---------- SUPPLIED INFORMATION ----------

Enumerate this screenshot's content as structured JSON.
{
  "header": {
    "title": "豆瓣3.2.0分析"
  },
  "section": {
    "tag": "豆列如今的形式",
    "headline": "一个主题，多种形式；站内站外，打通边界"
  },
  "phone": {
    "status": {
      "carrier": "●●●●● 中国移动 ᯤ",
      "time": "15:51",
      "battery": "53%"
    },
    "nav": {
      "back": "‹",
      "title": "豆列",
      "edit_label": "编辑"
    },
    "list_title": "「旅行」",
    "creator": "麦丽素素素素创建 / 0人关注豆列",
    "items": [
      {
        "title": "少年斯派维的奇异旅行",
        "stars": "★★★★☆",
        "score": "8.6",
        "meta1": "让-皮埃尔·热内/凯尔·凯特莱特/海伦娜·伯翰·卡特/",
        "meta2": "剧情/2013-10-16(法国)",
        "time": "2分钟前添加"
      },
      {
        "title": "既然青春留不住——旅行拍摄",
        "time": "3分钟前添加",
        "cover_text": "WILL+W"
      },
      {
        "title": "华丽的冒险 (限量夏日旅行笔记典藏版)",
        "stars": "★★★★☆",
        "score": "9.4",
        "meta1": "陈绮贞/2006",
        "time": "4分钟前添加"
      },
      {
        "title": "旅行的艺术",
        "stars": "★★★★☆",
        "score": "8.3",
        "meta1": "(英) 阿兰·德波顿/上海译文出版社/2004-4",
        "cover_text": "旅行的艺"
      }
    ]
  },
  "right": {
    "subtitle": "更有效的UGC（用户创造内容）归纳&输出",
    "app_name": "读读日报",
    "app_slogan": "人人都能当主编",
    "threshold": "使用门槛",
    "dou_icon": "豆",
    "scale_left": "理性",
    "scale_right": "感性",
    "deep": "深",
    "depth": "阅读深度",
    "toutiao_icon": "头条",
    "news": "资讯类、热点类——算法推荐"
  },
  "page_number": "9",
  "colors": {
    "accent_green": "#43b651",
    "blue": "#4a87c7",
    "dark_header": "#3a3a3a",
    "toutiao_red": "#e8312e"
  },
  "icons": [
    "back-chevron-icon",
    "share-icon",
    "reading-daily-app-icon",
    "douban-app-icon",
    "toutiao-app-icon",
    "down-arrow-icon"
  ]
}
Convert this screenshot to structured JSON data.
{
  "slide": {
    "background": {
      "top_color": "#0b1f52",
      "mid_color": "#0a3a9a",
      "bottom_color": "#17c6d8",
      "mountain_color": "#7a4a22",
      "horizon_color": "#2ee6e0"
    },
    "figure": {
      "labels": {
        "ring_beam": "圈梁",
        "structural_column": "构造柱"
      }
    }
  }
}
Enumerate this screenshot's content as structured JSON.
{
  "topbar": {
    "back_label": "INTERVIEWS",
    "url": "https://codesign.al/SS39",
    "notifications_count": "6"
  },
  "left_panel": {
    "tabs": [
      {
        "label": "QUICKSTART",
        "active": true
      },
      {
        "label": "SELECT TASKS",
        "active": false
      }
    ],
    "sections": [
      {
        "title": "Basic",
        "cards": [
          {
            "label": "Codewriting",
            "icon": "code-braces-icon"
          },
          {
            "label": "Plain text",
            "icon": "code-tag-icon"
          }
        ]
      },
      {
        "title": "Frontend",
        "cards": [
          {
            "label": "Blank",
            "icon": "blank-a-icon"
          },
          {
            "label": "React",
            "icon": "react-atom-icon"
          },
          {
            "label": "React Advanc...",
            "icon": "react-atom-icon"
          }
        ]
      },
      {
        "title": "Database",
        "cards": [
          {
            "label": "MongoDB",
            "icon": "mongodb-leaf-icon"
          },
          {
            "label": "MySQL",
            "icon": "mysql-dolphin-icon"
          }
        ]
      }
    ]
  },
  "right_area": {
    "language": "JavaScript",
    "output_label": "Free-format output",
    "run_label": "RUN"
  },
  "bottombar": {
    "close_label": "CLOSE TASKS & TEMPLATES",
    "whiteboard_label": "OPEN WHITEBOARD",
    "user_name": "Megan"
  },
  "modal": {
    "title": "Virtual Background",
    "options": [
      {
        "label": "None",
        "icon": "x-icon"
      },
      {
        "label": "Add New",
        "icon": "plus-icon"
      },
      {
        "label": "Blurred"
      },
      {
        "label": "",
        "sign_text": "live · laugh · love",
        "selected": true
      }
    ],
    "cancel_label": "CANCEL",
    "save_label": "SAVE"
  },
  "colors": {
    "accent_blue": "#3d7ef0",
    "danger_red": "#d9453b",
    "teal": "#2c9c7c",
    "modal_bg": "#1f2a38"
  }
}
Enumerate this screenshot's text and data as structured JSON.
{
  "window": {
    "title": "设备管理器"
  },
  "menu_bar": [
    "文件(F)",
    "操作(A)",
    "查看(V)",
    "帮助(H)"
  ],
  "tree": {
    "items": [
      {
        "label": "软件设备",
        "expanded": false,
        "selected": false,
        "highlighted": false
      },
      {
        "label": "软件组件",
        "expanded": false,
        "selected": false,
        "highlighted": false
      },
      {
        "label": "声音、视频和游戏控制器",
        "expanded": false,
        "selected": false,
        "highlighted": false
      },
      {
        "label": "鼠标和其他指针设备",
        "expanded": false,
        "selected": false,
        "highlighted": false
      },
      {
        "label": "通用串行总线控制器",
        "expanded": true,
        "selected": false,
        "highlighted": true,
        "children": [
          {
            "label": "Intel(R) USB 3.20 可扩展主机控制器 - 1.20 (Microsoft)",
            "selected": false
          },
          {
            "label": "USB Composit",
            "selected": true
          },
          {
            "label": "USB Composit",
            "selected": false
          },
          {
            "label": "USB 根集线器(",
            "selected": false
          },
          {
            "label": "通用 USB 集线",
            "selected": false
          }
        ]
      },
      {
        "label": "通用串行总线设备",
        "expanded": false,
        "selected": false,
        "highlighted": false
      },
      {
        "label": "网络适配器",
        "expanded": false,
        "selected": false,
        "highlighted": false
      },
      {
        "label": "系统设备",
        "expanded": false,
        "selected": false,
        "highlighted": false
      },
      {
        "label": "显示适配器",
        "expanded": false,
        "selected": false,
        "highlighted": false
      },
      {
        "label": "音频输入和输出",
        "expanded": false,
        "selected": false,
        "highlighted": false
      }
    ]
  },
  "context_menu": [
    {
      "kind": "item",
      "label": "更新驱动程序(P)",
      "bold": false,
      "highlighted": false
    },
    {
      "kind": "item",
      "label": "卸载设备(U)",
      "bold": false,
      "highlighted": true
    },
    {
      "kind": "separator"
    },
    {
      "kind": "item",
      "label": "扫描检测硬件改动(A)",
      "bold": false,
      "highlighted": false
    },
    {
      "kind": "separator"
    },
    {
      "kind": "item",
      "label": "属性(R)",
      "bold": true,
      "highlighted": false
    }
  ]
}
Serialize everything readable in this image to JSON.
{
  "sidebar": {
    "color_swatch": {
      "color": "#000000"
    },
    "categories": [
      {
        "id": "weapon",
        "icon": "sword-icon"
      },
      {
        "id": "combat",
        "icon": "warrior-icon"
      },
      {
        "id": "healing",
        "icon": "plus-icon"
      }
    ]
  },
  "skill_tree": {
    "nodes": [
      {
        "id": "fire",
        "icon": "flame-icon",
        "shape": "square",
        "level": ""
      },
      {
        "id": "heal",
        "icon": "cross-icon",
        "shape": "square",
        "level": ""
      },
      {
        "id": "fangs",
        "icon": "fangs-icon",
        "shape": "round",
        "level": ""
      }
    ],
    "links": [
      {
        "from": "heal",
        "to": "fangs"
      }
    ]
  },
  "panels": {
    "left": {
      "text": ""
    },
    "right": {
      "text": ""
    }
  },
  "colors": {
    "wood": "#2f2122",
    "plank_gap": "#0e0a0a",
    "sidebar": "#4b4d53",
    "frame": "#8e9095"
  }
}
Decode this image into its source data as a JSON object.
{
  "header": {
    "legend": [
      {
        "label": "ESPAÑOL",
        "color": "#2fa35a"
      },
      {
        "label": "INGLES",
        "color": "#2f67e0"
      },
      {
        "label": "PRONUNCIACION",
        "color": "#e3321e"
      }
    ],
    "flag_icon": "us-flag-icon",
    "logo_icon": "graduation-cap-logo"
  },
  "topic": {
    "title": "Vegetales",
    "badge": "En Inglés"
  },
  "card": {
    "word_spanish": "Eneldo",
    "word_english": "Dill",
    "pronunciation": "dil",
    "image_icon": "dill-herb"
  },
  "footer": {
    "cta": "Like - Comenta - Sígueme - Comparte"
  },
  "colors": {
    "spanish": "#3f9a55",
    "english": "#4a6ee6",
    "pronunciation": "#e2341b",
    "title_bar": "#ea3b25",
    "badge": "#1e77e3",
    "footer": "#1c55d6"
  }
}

----------

**PROBLEM TO SOLVE**
Give the number of lines where the string "JSON" occurs, without any further text.

**ANSWER FOR THIS EXERCISE**
6